[Extracted records]
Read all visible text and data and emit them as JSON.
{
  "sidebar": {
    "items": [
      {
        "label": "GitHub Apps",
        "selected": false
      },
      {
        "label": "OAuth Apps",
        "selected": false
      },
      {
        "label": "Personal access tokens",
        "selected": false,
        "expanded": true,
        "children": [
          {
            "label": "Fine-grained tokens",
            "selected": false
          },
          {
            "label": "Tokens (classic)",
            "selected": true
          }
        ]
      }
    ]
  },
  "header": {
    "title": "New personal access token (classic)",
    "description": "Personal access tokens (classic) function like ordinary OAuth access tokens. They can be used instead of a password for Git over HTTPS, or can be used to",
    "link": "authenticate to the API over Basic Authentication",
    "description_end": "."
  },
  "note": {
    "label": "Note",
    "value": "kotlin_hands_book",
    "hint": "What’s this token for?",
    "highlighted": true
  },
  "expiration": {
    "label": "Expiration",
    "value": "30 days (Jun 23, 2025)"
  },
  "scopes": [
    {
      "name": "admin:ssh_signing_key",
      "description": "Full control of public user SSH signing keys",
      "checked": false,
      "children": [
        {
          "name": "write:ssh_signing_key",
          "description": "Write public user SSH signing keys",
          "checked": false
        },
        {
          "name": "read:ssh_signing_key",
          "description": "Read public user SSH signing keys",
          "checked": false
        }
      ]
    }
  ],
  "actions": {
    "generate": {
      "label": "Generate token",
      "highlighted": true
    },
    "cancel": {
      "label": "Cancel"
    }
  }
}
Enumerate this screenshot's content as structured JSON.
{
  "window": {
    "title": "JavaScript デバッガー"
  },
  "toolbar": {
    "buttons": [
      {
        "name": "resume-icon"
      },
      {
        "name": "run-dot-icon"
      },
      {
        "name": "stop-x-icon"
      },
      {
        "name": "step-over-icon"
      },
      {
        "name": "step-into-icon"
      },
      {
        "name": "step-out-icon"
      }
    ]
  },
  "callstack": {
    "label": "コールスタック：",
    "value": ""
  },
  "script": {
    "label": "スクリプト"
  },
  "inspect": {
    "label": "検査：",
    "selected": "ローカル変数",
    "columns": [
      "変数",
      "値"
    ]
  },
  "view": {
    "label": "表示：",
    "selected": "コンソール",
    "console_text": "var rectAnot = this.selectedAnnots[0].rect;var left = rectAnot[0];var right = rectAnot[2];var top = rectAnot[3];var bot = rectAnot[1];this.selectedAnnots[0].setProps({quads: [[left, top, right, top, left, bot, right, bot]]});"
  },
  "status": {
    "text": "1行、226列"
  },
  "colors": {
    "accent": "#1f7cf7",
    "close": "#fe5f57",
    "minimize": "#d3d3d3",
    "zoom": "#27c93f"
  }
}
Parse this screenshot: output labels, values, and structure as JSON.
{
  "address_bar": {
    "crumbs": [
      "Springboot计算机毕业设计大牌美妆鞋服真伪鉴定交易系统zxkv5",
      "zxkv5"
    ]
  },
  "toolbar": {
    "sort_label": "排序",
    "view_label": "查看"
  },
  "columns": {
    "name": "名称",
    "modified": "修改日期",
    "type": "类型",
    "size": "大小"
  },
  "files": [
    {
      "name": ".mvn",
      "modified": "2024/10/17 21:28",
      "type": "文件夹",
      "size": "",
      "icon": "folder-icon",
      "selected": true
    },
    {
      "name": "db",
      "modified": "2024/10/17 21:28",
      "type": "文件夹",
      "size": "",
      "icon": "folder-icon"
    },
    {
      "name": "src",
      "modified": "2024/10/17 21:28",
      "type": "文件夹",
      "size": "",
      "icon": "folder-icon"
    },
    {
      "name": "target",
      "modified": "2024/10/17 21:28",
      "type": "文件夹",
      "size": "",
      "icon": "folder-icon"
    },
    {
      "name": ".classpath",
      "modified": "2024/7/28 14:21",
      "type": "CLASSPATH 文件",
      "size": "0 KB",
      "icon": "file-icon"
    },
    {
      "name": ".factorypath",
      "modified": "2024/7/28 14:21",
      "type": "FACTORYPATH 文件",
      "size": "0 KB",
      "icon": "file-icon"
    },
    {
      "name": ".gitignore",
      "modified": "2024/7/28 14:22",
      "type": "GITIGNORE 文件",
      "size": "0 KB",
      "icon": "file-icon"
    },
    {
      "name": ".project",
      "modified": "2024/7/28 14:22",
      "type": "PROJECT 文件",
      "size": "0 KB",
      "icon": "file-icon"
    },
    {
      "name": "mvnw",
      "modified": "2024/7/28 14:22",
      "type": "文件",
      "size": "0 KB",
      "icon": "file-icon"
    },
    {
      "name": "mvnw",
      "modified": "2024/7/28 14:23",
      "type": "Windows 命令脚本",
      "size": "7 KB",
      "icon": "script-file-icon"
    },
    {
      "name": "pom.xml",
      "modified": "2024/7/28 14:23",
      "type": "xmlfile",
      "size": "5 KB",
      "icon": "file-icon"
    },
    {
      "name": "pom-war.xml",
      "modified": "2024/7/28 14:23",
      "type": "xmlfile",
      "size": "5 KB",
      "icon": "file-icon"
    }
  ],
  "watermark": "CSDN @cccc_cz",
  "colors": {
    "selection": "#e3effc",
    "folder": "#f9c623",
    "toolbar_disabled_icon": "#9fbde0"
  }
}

__TASK DETAILS__: Exactly reproduce every line found in the records.

__PROBLEM SOLUTION__:
Read all visible text and data and emit them as JSON.
{
  "sidebar": {
    "items": [
      {
        "label": "GitHub Apps",
        "selected": false
      },
      {
        "label": "OAuth Apps",
        "selected": false
      },
      {
        "label": "Personal access tokens",
        "selected": false,
        "expanded": true,
        "children": [
          {
            "label": "Fine-grained tokens",
            "selected": false
          },
          {
            "label": "Tokens (classic)",
            "selected": true
          }
        ]
      }
    ]
  },
  "header": {
    "title": "New personal access token (classic)",
    "description": "Personal access tokens (classic) function like ordinary OAuth access tokens. They can be used instead of a password for Git over HTTPS, or can be used to",
    "link": "authenticate to the API over Basic Authentication",
    "description_end": "."
  },
  "note": {
    "label": "Note",
    "value": "kotlin_hands_book",
    "hint": "What’s this token for?",
    "highlighted": true
  },
  "expiration": {
    "label": "Expiration",
    "value": "30 days (Jun 23, 2025)"
  },
  "scopes": [
    {
      "name": "admin:ssh_signing_key",
      "description": "Full control of public user SSH signing keys",
      "checked": false,
      "children": [
        {
          "name": "write:ssh_signing_key",
          "description": "Write public user SSH signing keys",
          "checked": false
        },
        {
          "name": "read:ssh_signing_key",
          "description": "Read public user SSH signing keys",
          "checked": false
        }
      ]
    }
  ],
  "actions": {
    "generate": {
      "label": "Generate token",
      "highlighted": true
    },
    "cancel": {
      "label": "Cancel"
    }
  }
}
Enumerate this screenshot's content as structured JSON.
{
  "window": {
    "title": "JavaScript デバッガー"
  },
  "toolbar": {
    "buttons": [
      {
        "name": "resume-icon"
      },
      {
        "name": "run-dot-icon"
      },
      {
        "name": "stop-x-icon"
      },
      {
        "name": "step-over-icon"
      },
      {
        "name": "step-into-icon"
      },
      {
        "name": "step-out-icon"
      }
    ]
  },
  "callstack": {
    "label": "コールスタック：",
    "value": ""
  },
  "script": {
    "label": "スクリプト"
  },
  "inspect": {
    "label": "検査：",
    "selected": "ローカル変数",
    "columns": [
      "変数",
      "値"
    ]
  },
  "view": {
    "label": "表示：",
    "selected": "コンソール",
    "console_text": "var rectAnot = this.selectedAnnots[0].rect;var left = rectAnot[0];var right = rectAnot[2];var top = rectAnot[3];var bot = rectAnot[1];this.selectedAnnots[0].setProps({quads: [[left, top, right, top, left, bot, right, bot]]});"
  },
  "status": {
    "text": "1行、226列"
  },
  "colors": {
    "accent": "#1f7cf7",
    "close": "#fe5f57",
    "minimize": "#d3d3d3",
    "zoom": "#27c93f"
  }
}
Parse this screenshot: output labels, values, and structure as JSON.
{
  "address_bar": {
    "crumbs": [
      "Springboot计算机毕业设计大牌美妆鞋服真伪鉴定交易系统zxkv5",
      "zxkv5"
    ]
  },
  "toolbar": {
    "sort_label": "排序",
    "view_label": "查看"
  },
  "columns": {
    "name": "名称",
    "modified": "修改日期",
    "type": "类型",
    "size": "大小"
  },
  "files": [
    {
      "name": ".mvn",
      "modified": "2024/10/17 21:28",
      "type": "文件夹",
      "size": "",
      "icon": "folder-icon",
      "selected": true
    },
    {
      "name": "db",
      "modified": "2024/10/17 21:28",
      "type": "文件夹",
      "size": "",
      "icon": "folder-icon"
    },
    {
      "name": "src",
      "modified": "2024/10/17 21:28",
      "type": "文件夹",
      "size": "",
      "icon": "folder-icon"
    },
    {
      "name": "target",
      "modified": "2024/10/17 21:28",
      "type": "文件夹",
      "size": "",
      "icon": "folder-icon"
    },
    {
      "name": ".classpath",
      "modified": "2024/7/28 14:21",
      "type": "CLASSPATH 文件",
      "size": "0 KB",
      "icon": "file-icon"
    },
    {
      "name": ".factorypath",
      "modified": "2024/7/28 14:21",
      "type": "FACTORYPATH 文件",
      "size": "0 KB",
      "icon": "file-icon"
    },
    {
      "name": ".gitignore",
      "modified": "2024/7/28 14:22",
      "type": "GITIGNORE 文件",
      "size": "0 KB",
      "icon": "file-icon"
    },
    {
      "name": ".project",
      "modified": "2024/7/28 14:22",
      "type": "PROJECT 文件",
      "size": "0 KB",
      "icon": "file-icon"
    },
    {
      "name": "mvnw",
      "modified": "2024/7/28 14:22",
      "type": "文件",
      "size": "0 KB",
      "icon": "file-icon"
    },
    {
      "name": "mvnw",
      "modified": "2024/7/28 14:23",
      "type": "Windows 命令脚本",
      "size": "7 KB",
      "icon": "script-file-icon"
    },
    {
      "name": "pom.xml",
      "modified": "2024/7/28 14:23",
      "type": "xmlfile",
      "size": "5 KB",
      "icon": "file-icon"
    },
    {
      "name": "pom-war.xml",
      "modified": "2024/7/28 14:23",
      "type": "xmlfile",
      "size": "5 KB",
      "icon": "file-icon"
    }
  ],
  "watermark": "CSDN @cccc_cz",
  "colors": {
    "selection": "#e3effc",
    "folder": "#f9c623",
    "toolbar_disabled_icon": "#9fbde0"
  }
}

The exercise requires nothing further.